Submission of the
HUMAN RIGHTS AND EQUAL OPPORTUNITY COMMISSION (HREOC)

to the

LEGISLATIVE COUNCIL’S STANDING COMMITTTEE ON SOCIAL ISSUES

on the

INQUIRY INTO OVERCOMING INDIGENOUS DISADVANTAGE
15 August 2008

Human Rights and Equal Opportunity Commission
Level 8, 133 Castlereagh St
GPO Box 5218
Sydney NSW 2001
Ph. (02) 9284 9600

 


Introduction

  1. The Human Rights and Equal Opportunity Commission (‘HREOC’) welcomes the opportunity to make this submission to Legislative Council’s Standing Committee on Social Issues for its Inquiry into overcoming Indigenous disadvantage. Improving the wellbeing of Aboriginal and Torres Strait Islander peoples is a longstanding human rights challenge for governments in Australia, and a matter of high priority for the Commission.
  2. HREOC notes that the Committee’s Interim Report, tabled 27 June 2008, identified a number of themes for further consideration in the Committee’s Final Report. These themes included: recommendations to improve measurement and evaluation of program outcomes; and means of improving partnerships for service delivery to Aboriginal and Torres Strait Islander peoples.
  3. While these considerations are highly relevant to all areas of Indigenous policy making, HREOC further notes that the second half of the Committee’s Inquiry is particularly focused on reporting on:

Policies and programs being implemented both within Australia (States/Territories/Federal) and internationally aimed at closing the gap between Aboriginal people and non-Aboriginal people…1

  1. Since 2005, HREOC has been a major partner in the Close the Gap coalition, which has led a campaign to achieve Indigenous health equality within a generation. The main purposes of this submission are to inform the Committee about the outcomes of the Close the Gap campaign, to reflect upon the lessons learned which may be of use in other areas of Indigenous policy, and to encourage the Committee to report on and utilise the policy framework that has emerged from the Close the Gap process.    

Summary

  1. HREOC submits that the Committee should consider the following governmental commitments as a framework for the development of all future programs and policies designed to achieve Indigenous health equality in Australia:
    • the Council Of Australian Governments (COAG) commitment of December 2007 to a partnership between all levels of government to work with Indigenous communities to achieve the target of closing the gap on Indigenous disadvantage;
    • the Close the Gap Statement of Intent on 20 March 2008, which committed the Commonwealth government, Opposition, health sector bodies and Indigenous organisations to achieving equality in health status and life expectancy for Indigenous and non-Indigenous Australians by the year 2030; and
    • the development of Indigenous Health Equality Targets, which were submitted to the Commonwealth Government by the Close the Gap Steering Committee in July 2008.

Tasks to perform:
- a) According to the HREOC submission, on what date was the Committee's Interim Report tabled?
- b) From the HREOC submission, extract everything from "1. The Human" down to "Strait Islander peoples." word for word.
- c) Write what comes next in the HREOC submission on overcoming Indigenous disadvantage, starting after its last sentence.

Given information:
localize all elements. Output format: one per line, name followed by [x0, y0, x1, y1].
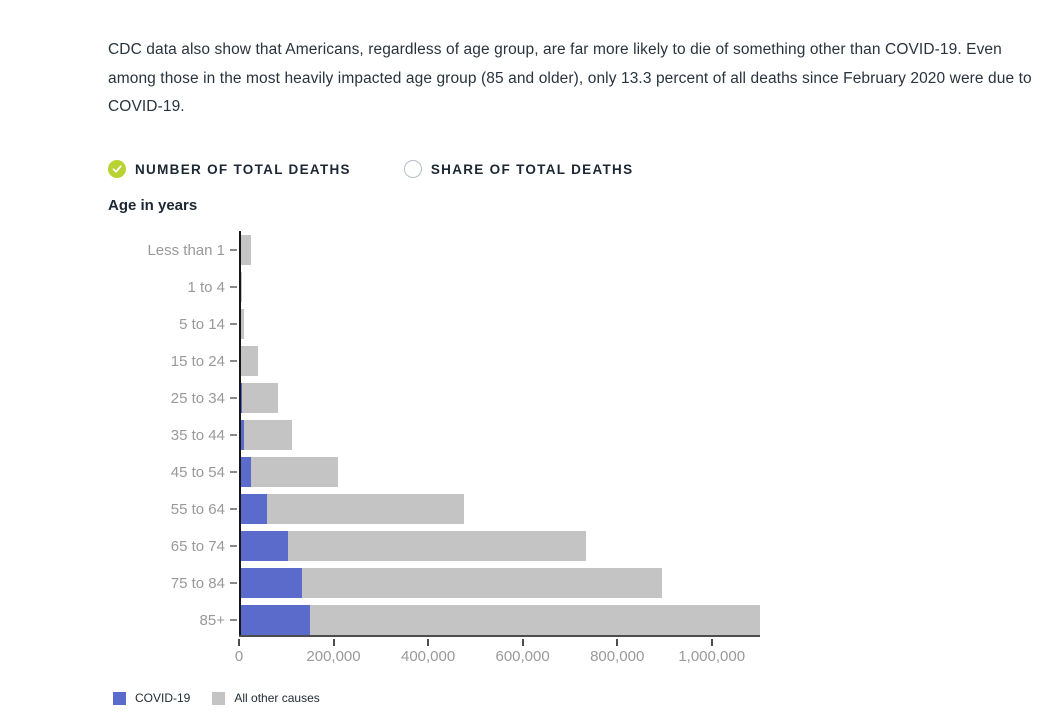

Results of the exercise:
- a) 27 June 2008

- b)
1. The Human Rights and Equal Opportunity Commission (‘HREOC’) welcomes the opportunity to make this submission to Legislative Council’s Standing Committee on Social Issues for its Inquiry into overcoming Indigenous disadvantage. Improving the wellbeing of Aboriginal and Torres Strait Islander peoples is a longstanding human rights challenge for governments in Australia, and a matter of high priority for the Commission.
  2. HREOC notes that the Committee’s Interim Report, tabled 27 June 2008, identified a number of themes for further consideration in the Committee’s Final Report. These themes included: recommendations to improve measurement and evaluation of program outcomes; and means of improving partnerships for service delivery to Aboriginal and Torres Strait Islander peoples.

- c)
Recommendations

  1. HREOC recommends:
    • (a) that the Committee note the commitments agreed to by the Commonwealth government, Opposition, health sector bodies and Indigenous organisations in the Close the Gap Statement of Intent;
    • (b) that the Indigenous Health Equality Targets should be used to guide the evaluation of all policies and programs that aim to improve health outcomes for Aboriginal and Torres Strait Islander people in NSW; and
    • (c) that the NSW government should ensure Aboriginal and Torres Strait Islander community controlled health services are actively involved in the design, delivery and control of health policies and programs, and that the government should commit to resourcing and supporting partnerships with those services.

Background

  1. In the Social Justice Report 2005, the Aboriginal and Torres Strait Islander Social Justice Commissioner, Tom Calma, outlined a proposal to achieve health equality for Aboriginal and Torres Strait Islanders within 25 years.
  2. In March 2006, the Aboriginal and Torres Strait Islander Social Justice Commissioner; the National Aboriginal Community Controlled Health Organisation (NACCHO); the Australian Indigenous Doctors’ Association; the Congress of Aboriginal and Torres Strait Islander Nurses; the Indigenous Dentists’ Association of Australia; Oxfam Australia; and Australians for Native Title and Reconciliation founded a Steering Committee to guide the development of the Close the Gap campaign.  
  3. On 20 December 2007, COAG agreed to a partnership between all levels of government to work with Indigenous communities to achieve the target of ‘closing the gap’ on Indigenous disadvantage; and notably, to close the 17-year gap in life expectancy within a generation, and to halve the mortality rate of Indigenous children within ten years. While Australian governments had previously committed to raise the standard of Indigenous Australians’ health to that of other Australians, the COAG commitment marked the first time that Australian governments had agreed to be accountable for reaching this goal by placing its achievement within a time-frame.
  4. From 18 – 20 March 2008, a National Indigenous Health Equality Summit was convened in Canberra by the Close the Gap coalition. The summit culminated in the signature of the Close the Gap Statement of Intent on 20 March 2008, which committed the Commonwealth government and the Aboriginal and Torres Strait Islander peoples of Australia to work together to achieve equality in health status and life expectancy for Indigenous and non-Indigenous Australians by the year 2030. The full text of the Statement of Intent is attached at Appendix 1.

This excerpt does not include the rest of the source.